▶ [What to do]:
Exactly how many lines have the word "dash"? Answer with the bare number.

(Entries from a visual dataset)

======

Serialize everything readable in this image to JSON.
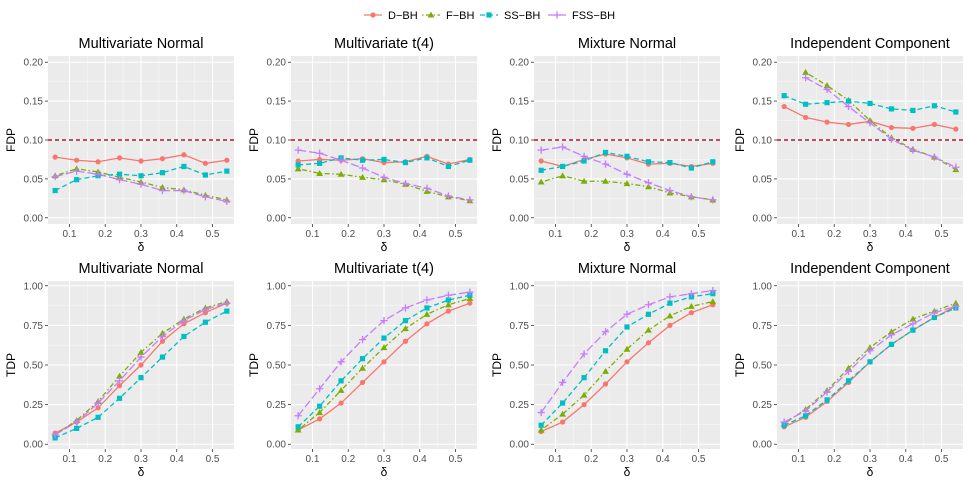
{
  "legend": {
    "entries": [
      {
        "label": "D−BH",
        "color": "#F8766D",
        "marker": "circle",
        "dash": "solid"
      },
      {
        "label": "F−BH",
        "color": "#7CAE00",
        "marker": "triangle",
        "dash": "dotdash"
      },
      {
        "label": "SS−BH",
        "color": "#00BFC4",
        "marker": "square",
        "dash": "dash"
      },
      {
        "label": "FSS−BH",
        "color": "#C77CFF",
        "marker": "cross",
        "dash": "longdash"
      }
    ]
  },
  "chart_data": [
    {
      "type": "line",
      "title": "Multivariate Normal",
      "xlabel": "δ",
      "ylabel": "FDP",
      "x": [
        0.06,
        0.12,
        0.18,
        0.24,
        0.3,
        0.36,
        0.42,
        0.48,
        0.54
      ],
      "xlim": [
        0.04,
        0.56
      ],
      "ylim": [
        -0.008,
        0.208
      ],
      "xticks": [
        "0.1",
        "0.2",
        "0.3",
        "0.4",
        "0.5"
      ],
      "xtick_values": [
        0.1,
        0.2,
        0.3,
        0.4,
        0.5
      ],
      "yticks": [
        "0.00",
        "0.05",
        "0.10",
        "0.15",
        "0.20"
      ],
      "ytick_values": [
        0,
        0.05,
        0.1,
        0.15,
        0.2
      ],
      "hline": 0.1,
      "series": [
        {
          "name": "D−BH",
          "values": [
            0.078,
            0.074,
            0.072,
            0.077,
            0.073,
            0.076,
            0.081,
            0.07,
            0.074
          ]
        },
        {
          "name": "F−BH",
          "values": [
            0.054,
            0.063,
            0.059,
            0.052,
            0.046,
            0.039,
            0.036,
            0.029,
            0.023
          ]
        },
        {
          "name": "SS−BH",
          "values": [
            0.035,
            0.049,
            0.054,
            0.056,
            0.054,
            0.058,
            0.066,
            0.055,
            0.06
          ]
        },
        {
          "name": "FSS−BH",
          "values": [
            0.053,
            0.06,
            0.056,
            0.049,
            0.043,
            0.035,
            0.035,
            0.027,
            0.021
          ]
        }
      ]
    },
    {
      "type": "line",
      "title": "Multivariate t(4)",
      "xlabel": "δ",
      "ylabel": "FDP",
      "x": [
        0.06,
        0.12,
        0.18,
        0.24,
        0.3,
        0.36,
        0.42,
        0.48,
        0.54
      ],
      "xlim": [
        0.04,
        0.56
      ],
      "ylim": [
        -0.008,
        0.208
      ],
      "xticks": [
        "0.1",
        "0.2",
        "0.3",
        "0.4",
        "0.5"
      ],
      "xtick_values": [
        0.1,
        0.2,
        0.3,
        0.4,
        0.5
      ],
      "yticks": [
        "0.00",
        "0.05",
        "0.10",
        "0.15",
        "0.20"
      ],
      "ytick_values": [
        0,
        0.05,
        0.1,
        0.15,
        0.2
      ],
      "hline": 0.1,
      "series": [
        {
          "name": "D−BH",
          "values": [
            0.073,
            0.075,
            0.074,
            0.076,
            0.071,
            0.072,
            0.079,
            0.069,
            0.075
          ]
        },
        {
          "name": "F−BH",
          "values": [
            0.063,
            0.057,
            0.056,
            0.052,
            0.049,
            0.043,
            0.034,
            0.027,
            0.022
          ]
        },
        {
          "name": "SS−BH",
          "values": [
            0.068,
            0.07,
            0.077,
            0.074,
            0.075,
            0.071,
            0.077,
            0.066,
            0.074
          ]
        },
        {
          "name": "FSS−BH",
          "values": [
            0.087,
            0.083,
            0.074,
            0.064,
            0.052,
            0.044,
            0.038,
            0.028,
            0.023
          ]
        }
      ]
    },
    {
      "type": "line",
      "title": "Mixture Normal",
      "xlabel": "δ",
      "ylabel": "FDP",
      "x": [
        0.06,
        0.12,
        0.18,
        0.24,
        0.3,
        0.36,
        0.42,
        0.48,
        0.54
      ],
      "xlim": [
        0.04,
        0.56
      ],
      "ylim": [
        -0.008,
        0.208
      ],
      "xticks": [
        "0.1",
        "0.2",
        "0.3",
        "0.4",
        "0.5"
      ],
      "xtick_values": [
        0.1,
        0.2,
        0.3,
        0.4,
        0.5
      ],
      "yticks": [
        "0.00",
        "0.05",
        "0.10",
        "0.15",
        "0.20"
      ],
      "ytick_values": [
        0,
        0.05,
        0.1,
        0.15,
        0.2
      ],
      "hline": 0.1,
      "series": [
        {
          "name": "D−BH",
          "values": [
            0.073,
            0.066,
            0.075,
            0.082,
            0.077,
            0.069,
            0.07,
            0.066,
            0.07
          ]
        },
        {
          "name": "F−BH",
          "values": [
            0.046,
            0.054,
            0.047,
            0.047,
            0.044,
            0.04,
            0.032,
            0.027,
            0.023
          ]
        },
        {
          "name": "SS−BH",
          "values": [
            0.061,
            0.066,
            0.073,
            0.084,
            0.079,
            0.072,
            0.071,
            0.064,
            0.072
          ]
        },
        {
          "name": "FSS−BH",
          "values": [
            0.087,
            0.091,
            0.079,
            0.069,
            0.056,
            0.045,
            0.035,
            0.027,
            0.023
          ]
        }
      ]
    },
    {
      "type": "line",
      "title": "Independent Component",
      "xlabel": "δ",
      "ylabel": "FDP",
      "x": [
        0.06,
        0.12,
        0.18,
        0.24,
        0.3,
        0.36,
        0.42,
        0.48,
        0.54
      ],
      "xlim": [
        0.04,
        0.56
      ],
      "ylim": [
        -0.008,
        0.208
      ],
      "xticks": [
        "0.1",
        "0.2",
        "0.3",
        "0.4",
        "0.5"
      ],
      "xtick_values": [
        0.1,
        0.2,
        0.3,
        0.4,
        0.5
      ],
      "yticks": [
        "0.00",
        "0.05",
        "0.10",
        "0.15",
        "0.20"
      ],
      "ytick_values": [
        0,
        0.05,
        0.1,
        0.15,
        0.2
      ],
      "hline": 0.1,
      "series": [
        {
          "name": "D−BH",
          "values": [
            0.143,
            0.129,
            0.123,
            0.12,
            0.124,
            0.116,
            0.115,
            0.12,
            0.114
          ]
        },
        {
          "name": "F−BH",
          "x": [
            0.12,
            0.18,
            0.24,
            0.3,
            0.36,
            0.42,
            0.48,
            0.54
          ],
          "values": [
            0.187,
            0.17,
            0.151,
            0.125,
            0.103,
            0.088,
            0.078,
            0.062
          ]
        },
        {
          "name": "SS−BH",
          "values": [
            0.157,
            0.146,
            0.148,
            0.15,
            0.147,
            0.14,
            0.138,
            0.144,
            0.136
          ]
        },
        {
          "name": "FSS−BH",
          "x": [
            0.12,
            0.18,
            0.24,
            0.3,
            0.36,
            0.42,
            0.48,
            0.54
          ],
          "values": [
            0.18,
            0.165,
            0.143,
            0.122,
            0.101,
            0.087,
            0.078,
            0.065
          ]
        }
      ]
    },
    {
      "type": "line",
      "title": "Multivariate Normal",
      "xlabel": "δ",
      "ylabel": "TDP",
      "x": [
        0.06,
        0.12,
        0.18,
        0.24,
        0.3,
        0.36,
        0.42,
        0.48,
        0.54
      ],
      "xlim": [
        0.04,
        0.56
      ],
      "ylim": [
        -0.03,
        1.03
      ],
      "xticks": [
        "0.1",
        "0.2",
        "0.3",
        "0.4",
        "0.5"
      ],
      "xtick_values": [
        0.1,
        0.2,
        0.3,
        0.4,
        0.5
      ],
      "yticks": [
        "0.00",
        "0.25",
        "0.50",
        "0.75",
        "1.00"
      ],
      "ytick_values": [
        0,
        0.25,
        0.5,
        0.75,
        1.0
      ],
      "series": [
        {
          "name": "D−BH",
          "values": [
            0.07,
            0.14,
            0.23,
            0.37,
            0.5,
            0.65,
            0.76,
            0.83,
            0.89
          ]
        },
        {
          "name": "F−BH",
          "values": [
            0.06,
            0.15,
            0.27,
            0.43,
            0.58,
            0.7,
            0.79,
            0.86,
            0.9
          ]
        },
        {
          "name": "SS−BH",
          "values": [
            0.04,
            0.1,
            0.17,
            0.29,
            0.42,
            0.55,
            0.68,
            0.77,
            0.84
          ]
        },
        {
          "name": "FSS−BH",
          "values": [
            0.06,
            0.14,
            0.26,
            0.4,
            0.55,
            0.68,
            0.78,
            0.85,
            0.89
          ]
        }
      ]
    },
    {
      "type": "line",
      "title": "Multivariate t(4)",
      "xlabel": "δ",
      "ylabel": "TDP",
      "x": [
        0.06,
        0.12,
        0.18,
        0.24,
        0.3,
        0.36,
        0.42,
        0.48,
        0.54
      ],
      "xlim": [
        0.04,
        0.56
      ],
      "ylim": [
        -0.03,
        1.03
      ],
      "xticks": [
        "0.1",
        "0.2",
        "0.3",
        "0.4",
        "0.5"
      ],
      "xtick_values": [
        0.1,
        0.2,
        0.3,
        0.4,
        0.5
      ],
      "yticks": [
        "0.00",
        "0.25",
        "0.50",
        "0.75",
        "1.00"
      ],
      "ytick_values": [
        0,
        0.25,
        0.5,
        0.75,
        1.0
      ],
      "series": [
        {
          "name": "D−BH",
          "values": [
            0.09,
            0.16,
            0.26,
            0.39,
            0.52,
            0.65,
            0.76,
            0.84,
            0.89
          ]
        },
        {
          "name": "F−BH",
          "values": [
            0.09,
            0.2,
            0.34,
            0.48,
            0.61,
            0.73,
            0.82,
            0.88,
            0.92
          ]
        },
        {
          "name": "SS−BH",
          "values": [
            0.11,
            0.24,
            0.4,
            0.54,
            0.67,
            0.78,
            0.86,
            0.91,
            0.94
          ]
        },
        {
          "name": "FSS−BH",
          "values": [
            0.18,
            0.35,
            0.52,
            0.66,
            0.78,
            0.86,
            0.91,
            0.94,
            0.96
          ]
        }
      ]
    },
    {
      "type": "line",
      "title": "Mixture Normal",
      "xlabel": "δ",
      "ylabel": "TDP",
      "x": [
        0.06,
        0.12,
        0.18,
        0.24,
        0.3,
        0.36,
        0.42,
        0.48,
        0.54
      ],
      "xlim": [
        0.04,
        0.56
      ],
      "ylim": [
        -0.03,
        1.03
      ],
      "xticks": [
        "0.1",
        "0.2",
        "0.3",
        "0.4",
        "0.5"
      ],
      "xtick_values": [
        0.1,
        0.2,
        0.3,
        0.4,
        0.5
      ],
      "yticks": [
        "0.00",
        "0.25",
        "0.50",
        "0.75",
        "1.00"
      ],
      "ytick_values": [
        0,
        0.25,
        0.5,
        0.75,
        1.0
      ],
      "series": [
        {
          "name": "D−BH",
          "values": [
            0.08,
            0.14,
            0.25,
            0.38,
            0.52,
            0.64,
            0.75,
            0.83,
            0.88
          ]
        },
        {
          "name": "F−BH",
          "values": [
            0.09,
            0.19,
            0.31,
            0.46,
            0.6,
            0.72,
            0.81,
            0.87,
            0.9
          ]
        },
        {
          "name": "SS−BH",
          "values": [
            0.12,
            0.26,
            0.42,
            0.59,
            0.74,
            0.82,
            0.89,
            0.93,
            0.95
          ]
        },
        {
          "name": "FSS−BH",
          "values": [
            0.2,
            0.39,
            0.57,
            0.71,
            0.82,
            0.88,
            0.93,
            0.95,
            0.97
          ]
        }
      ]
    },
    {
      "type": "line",
      "title": "Independent Component",
      "xlabel": "δ",
      "ylabel": "TDP",
      "x": [
        0.06,
        0.12,
        0.18,
        0.24,
        0.3,
        0.36,
        0.42,
        0.48,
        0.54
      ],
      "xlim": [
        0.04,
        0.56
      ],
      "ylim": [
        -0.03,
        1.03
      ],
      "xticks": [
        "0.1",
        "0.2",
        "0.3",
        "0.4",
        "0.5"
      ],
      "xtick_values": [
        0.1,
        0.2,
        0.3,
        0.4,
        0.5
      ],
      "yticks": [
        "0.00",
        "0.25",
        "0.50",
        "0.75",
        "1.00"
      ],
      "ytick_values": [
        0,
        0.25,
        0.5,
        0.75,
        1.0
      ],
      "series": [
        {
          "name": "D−BH",
          "values": [
            0.11,
            0.17,
            0.27,
            0.39,
            0.52,
            0.63,
            0.72,
            0.8,
            0.87
          ]
        },
        {
          "name": "F−BH",
          "values": [
            0.13,
            0.22,
            0.34,
            0.48,
            0.61,
            0.71,
            0.79,
            0.84,
            0.89
          ]
        },
        {
          "name": "SS−BH",
          "values": [
            0.12,
            0.18,
            0.28,
            0.4,
            0.52,
            0.63,
            0.72,
            0.8,
            0.86
          ]
        },
        {
          "name": "FSS−BH",
          "values": [
            0.14,
            0.21,
            0.33,
            0.46,
            0.59,
            0.69,
            0.76,
            0.83,
            0.87
          ]
        }
      ]
    }
  ]
}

======

▶ [Output for this exercise]:
4